■ **WRITTEN TASK**
Return every record below exactly as written, omitting any pictures.

[Collected data entries]
-- -- --

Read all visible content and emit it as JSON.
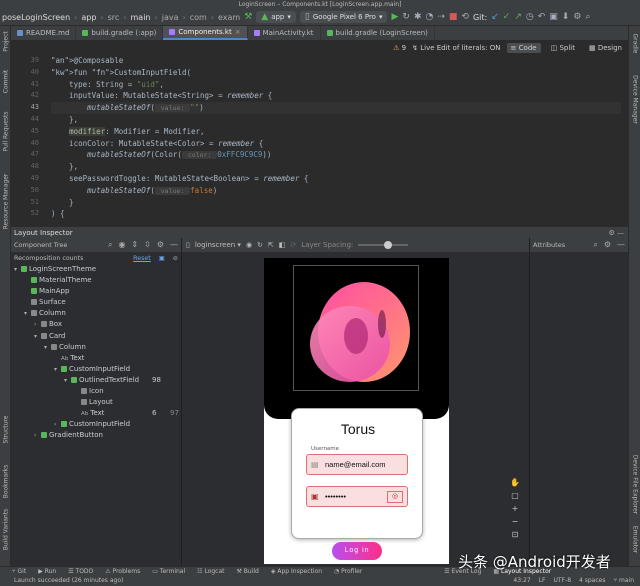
{
  "window_title": "LoginScreen – Components.kt [LoginScreen.app.main]",
  "breadcrumbs": [
    "poseLoginScreen",
    "app",
    "src",
    "main",
    "java",
    "com",
    "exam"
  ],
  "toolbar": {
    "run_config": "app",
    "device": "Google Pixel 6 Pro",
    "git_label": "Git:"
  },
  "left_stripe": [
    "Project",
    "Commit",
    "Pull Requests",
    "Resource Manager",
    "Structure",
    "Bookmarks",
    "Build Variants"
  ],
  "right_stripe": [
    "Gradle",
    "Device Manager",
    "Device File Explorer",
    "Emulator"
  ],
  "file_tabs": [
    {
      "label": "README.md",
      "color": "#6a8fc7",
      "active": false
    },
    {
      "label": "build.gradle (:app)",
      "color": "#58b65b",
      "active": false
    },
    {
      "label": "Components.kt",
      "color": "#a97bff",
      "active": true
    },
    {
      "label": "MainActivity.kt",
      "color": "#a97bff",
      "active": false
    },
    {
      "label": "build.gradle (LoginScreen)",
      "color": "#58b65b",
      "active": false
    }
  ],
  "editor": {
    "live_edit": "Live Edit of literals: ON",
    "view_code": "Code",
    "view_split": "Split",
    "view_design": "Design",
    "warnings": "9",
    "line_numbers": [
      "39",
      "40",
      "41",
      "42",
      "43",
      "44",
      "45",
      "46",
      "47",
      "48",
      "49",
      "50",
      "51",
      "52"
    ],
    "current_line": "43",
    "lines": [
      {
        "t": "@Composable",
        "k": "an"
      },
      {
        "t": "fun CustomInputField(",
        "k": "fun"
      },
      {
        "t": "    type: String = \"uid\",",
        "k": "param"
      },
      {
        "t": "    inputValue: MutableState<String> = remember {",
        "k": "param"
      },
      {
        "t": "        mutableStateOf( value: \"\")",
        "k": "state"
      },
      {
        "t": "    },",
        "k": "plain"
      },
      {
        "t": "    modifier: Modifier = Modifier,",
        "k": "param"
      },
      {
        "t": "    iconColor: MutableState<Color> = remember {",
        "k": "param"
      },
      {
        "t": "        mutableStateOf(Color( color: 0xFFC9C9C9))",
        "k": "state"
      },
      {
        "t": "    },",
        "k": "plain"
      },
      {
        "t": "    seePasswordToggle: MutableState<Boolean> = remember {",
        "k": "param"
      },
      {
        "t": "        mutableStateOf( value: false)",
        "k": "state"
      },
      {
        "t": "    }",
        "k": "plain"
      },
      {
        "t": ") {",
        "k": "plain"
      }
    ]
  },
  "layout_inspector": {
    "title": "Layout Inspector",
    "component_tree_label": "Component Tree",
    "recomposition_label": "Recomposition counts",
    "reset_label": "Reset",
    "process": "loginscreen",
    "layer_spacing": "Layer Spacing:",
    "attributes_label": "Attributes",
    "tree": [
      {
        "label": "LoginScreenTheme",
        "depth": 0,
        "arrow": "▾",
        "icon": "#58b65b",
        "c1": "",
        "c2": ""
      },
      {
        "label": "MaterialTheme",
        "depth": 1,
        "arrow": "",
        "icon": "#58b65b",
        "c1": "",
        "c2": ""
      },
      {
        "label": "MainApp",
        "depth": 1,
        "arrow": "",
        "icon": "#58b65b",
        "c1": "",
        "c2": ""
      },
      {
        "label": "Surface",
        "depth": 1,
        "arrow": "",
        "icon": "#888888",
        "c1": "",
        "c2": ""
      },
      {
        "label": "Column",
        "depth": 1,
        "arrow": "▾",
        "icon": "#888888",
        "c1": "",
        "c2": ""
      },
      {
        "label": "Box",
        "depth": 2,
        "arrow": "›",
        "icon": "#888888",
        "c1": "",
        "c2": ""
      },
      {
        "label": "Card",
        "depth": 2,
        "arrow": "▾",
        "icon": "#888888",
        "c1": "",
        "c2": ""
      },
      {
        "label": "Column",
        "depth": 3,
        "arrow": "▾",
        "icon": "#888888",
        "c1": "",
        "c2": ""
      },
      {
        "label": "Text",
        "depth": 4,
        "arrow": "",
        "icon": "ab",
        "c1": "",
        "c2": ""
      },
      {
        "label": "CustomInputField",
        "depth": 4,
        "arrow": "▾",
        "icon": "#58b65b",
        "c1": "",
        "c2": ""
      },
      {
        "label": "OutlinedTextField",
        "depth": 5,
        "arrow": "▾",
        "icon": "#58b65b",
        "c1": "98",
        "c2": ""
      },
      {
        "label": "Icon",
        "depth": 6,
        "arrow": "",
        "icon": "#888888",
        "c1": "",
        "c2": ""
      },
      {
        "label": "Layout",
        "depth": 6,
        "arrow": "",
        "icon": "#888888",
        "c1": "",
        "c2": ""
      },
      {
        "label": "Text",
        "depth": 6,
        "arrow": "",
        "icon": "ab",
        "c1": "6",
        "c2": "97"
      },
      {
        "label": "CustomInputField",
        "depth": 4,
        "arrow": "›",
        "icon": "#58b65b",
        "c1": "",
        "c2": ""
      },
      {
        "label": "GradientButton",
        "depth": 2,
        "arrow": "›",
        "icon": "#58b65b",
        "c1": "",
        "c2": ""
      }
    ]
  },
  "device_preview": {
    "card_title": "Torus",
    "username_label": "Username",
    "username_value": "name@email.com",
    "password_value": "••••••••",
    "login_button": "Log in",
    "gradient_start": "#b84ff0",
    "gradient_end": "#ff2e8a"
  },
  "bottom_tools": [
    "Git",
    "Run",
    "TODO",
    "Problems",
    "Terminal",
    "Logcat",
    "Build",
    "App Inspection",
    "Profiler",
    "Event Log",
    "Layout Inspector"
  ],
  "statusbar": {
    "message": "Launch succeeded (26 minutes ago)",
    "position": "43:27",
    "line_sep": "LF",
    "encoding": "UTF-8",
    "indent": "4 spaces",
    "branch": "main"
  },
  "watermark": "头条 @Android开发者"
}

-- -- --

■ **THE REPLY**
Read all visible content and emit it as JSON.
{
  "window_title": "LoginScreen – Components.kt [LoginScreen.app.main]",
  "breadcrumbs": [
    "poseLoginScreen",
    "app",
    "src",
    "main",
    "java",
    "com",
    "exam"
  ],
  "toolbar": {
    "run_config": "app",
    "device": "Google Pixel 6 Pro",
    "git_label": "Git:"
  },
  "left_stripe": [
    "Project",
    "Commit",
    "Pull Requests",
    "Resource Manager",
    "Structure",
    "Bookmarks",
    "Build Variants"
  ],
  "right_stripe": [
    "Gradle",
    "Device Manager",
    "Device File Explorer",
    "Emulator"
  ],
  "file_tabs": [
    {
      "label": "README.md",
      "color": "#6a8fc7",
      "active": false
    },
    {
      "label": "build.gradle (:app)",
      "color": "#58b65b",
      "active": false
    },
    {
      "label": "Components.kt",
      "color": "#a97bff",
      "active": true
    },
    {
      "label": "MainActivity.kt",
      "color": "#a97bff",
      "active": false
    },
    {
      "label": "build.gradle (LoginScreen)",
      "color": "#58b65b",
      "active": false
    }
  ],
  "editor": {
    "live_edit": "Live Edit of literals: ON",
    "view_code": "Code",
    "view_split": "Split",
    "view_design": "Design",
    "warnings": "9",
    "line_numbers": [
      "39",
      "40",
      "41",
      "42",
      "43",
      "44",
      "45",
      "46",
      "47",
      "48",
      "49",
      "50",
      "51",
      "52"
    ],
    "current_line": "43",
    "lines": [
      {
        "t": "@Composable",
        "k": "an"
      },
      {
        "t": "fun CustomInputField(",
        "k": "fun"
      },
      {
        "t": "    type: String = \"uid\",",
        "k": "param"
      },
      {
        "t": "    inputValue: MutableState<String> = remember {",
        "k": "param"
      },
      {
        "t": "        mutableStateOf( value: \"\")",
        "k": "state"
      },
      {
        "t": "    },",
        "k": "plain"
      },
      {
        "t": "    modifier: Modifier = Modifier,",
        "k": "param"
      },
      {
        "t": "    iconColor: MutableState<Color> = remember {",
        "k": "param"
      },
      {
        "t": "        mutableStateOf(Color( color: 0xFFC9C9C9))",
        "k": "state"
      },
      {
        "t": "    },",
        "k": "plain"
      },
      {
        "t": "    seePasswordToggle: MutableState<Boolean> = remember {",
        "k": "param"
      },
      {
        "t": "        mutableStateOf( value: false)",
        "k": "state"
      },
      {
        "t": "    }",
        "k": "plain"
      },
      {
        "t": ") {",
        "k": "plain"
      }
    ]
  },
  "layout_inspector": {
    "title": "Layout Inspector",
    "component_tree_label": "Component Tree",
    "recomposition_label": "Recomposition counts",
    "reset_label": "Reset",
    "process": "loginscreen",
    "layer_spacing": "Layer Spacing:",
    "attributes_label": "Attributes",
    "tree": [
      {
        "label": "LoginScreenTheme",
        "depth": 0,
        "arrow": "▾",
        "icon": "#58b65b",
        "c1": "",
        "c2": ""
      },
      {
        "label": "MaterialTheme",
        "depth": 1,
        "arrow": "",
        "icon": "#58b65b",
        "c1": "",
        "c2": ""
      },
      {
        "label": "MainApp",
        "depth": 1,
        "arrow": "",
        "icon": "#58b65b",
        "c1": "",
        "c2": ""
      },
      {
        "label": "Surface",
        "depth": 1,
        "arrow": "",
        "icon": "#888888",
        "c1": "",
        "c2": ""
      },
      {
        "label": "Column",
        "depth": 1,
        "arrow": "▾",
        "icon": "#888888",
        "c1": "",
        "c2": ""
      },
      {
        "label": "Box",
        "depth": 2,
        "arrow": "›",
        "icon": "#888888",
        "c1": "",
        "c2": ""
      },
      {
        "label": "Card",
        "depth": 2,
        "arrow": "▾",
        "icon": "#888888",
        "c1": "",
        "c2": ""
      },
      {
        "label": "Column",
        "depth": 3,
        "arrow": "▾",
        "icon": "#888888",
        "c1": "",
        "c2": ""
      },
      {
        "label": "Text",
        "depth": 4,
        "arrow": "",
        "icon": "ab",
        "c1": "",
        "c2": ""
      },
      {
        "label": "CustomInputField",
        "depth": 4,
        "arrow": "▾",
        "icon": "#58b65b",
        "c1": "",
        "c2": ""
      },
      {
        "label": "OutlinedTextField",
        "depth": 5,
        "arrow": "▾",
        "icon": "#58b65b",
        "c1": "98",
        "c2": ""
      },
      {
        "label": "Icon",
        "depth": 6,
        "arrow": "",
        "icon": "#888888",
        "c1": "",
        "c2": ""
      },
      {
        "label": "Layout",
        "depth": 6,
        "arrow": "",
        "icon": "#888888",
        "c1": "",
        "c2": ""
      },
      {
        "label": "Text",
        "depth": 6,
        "arrow": "",
        "icon": "ab",
        "c1": "6",
        "c2": "97"
      },
      {
        "label": "CustomInputField",
        "depth": 4,
        "arrow": "›",
        "icon": "#58b65b",
        "c1": "",
        "c2": ""
      },
      {
        "label": "GradientButton",
        "depth": 2,
        "arrow": "›",
        "icon": "#58b65b",
        "c1": "",
        "c2": ""
      }
    ]
  },
  "device_preview": {
    "card_title": "Torus",
    "username_label": "Username",
    "username_value": "name@email.com",
    "password_value": "••••••••",
    "login_button": "Log in",
    "gradient_start": "#b84ff0",
    "gradient_end": "#ff2e8a"
  },
  "bottom_tools": [
    "Git",
    "Run",
    "TODO",
    "Problems",
    "Terminal",
    "Logcat",
    "Build",
    "App Inspection",
    "Profiler",
    "Event Log",
    "Layout Inspector"
  ],
  "statusbar": {
    "message": "Launch succeeded (26 minutes ago)",
    "position": "43:27",
    "line_sep": "LF",
    "encoding": "UTF-8",
    "indent": "4 spaces",
    "branch": "main"
  },
  "watermark": "头条 @Android开发者"
}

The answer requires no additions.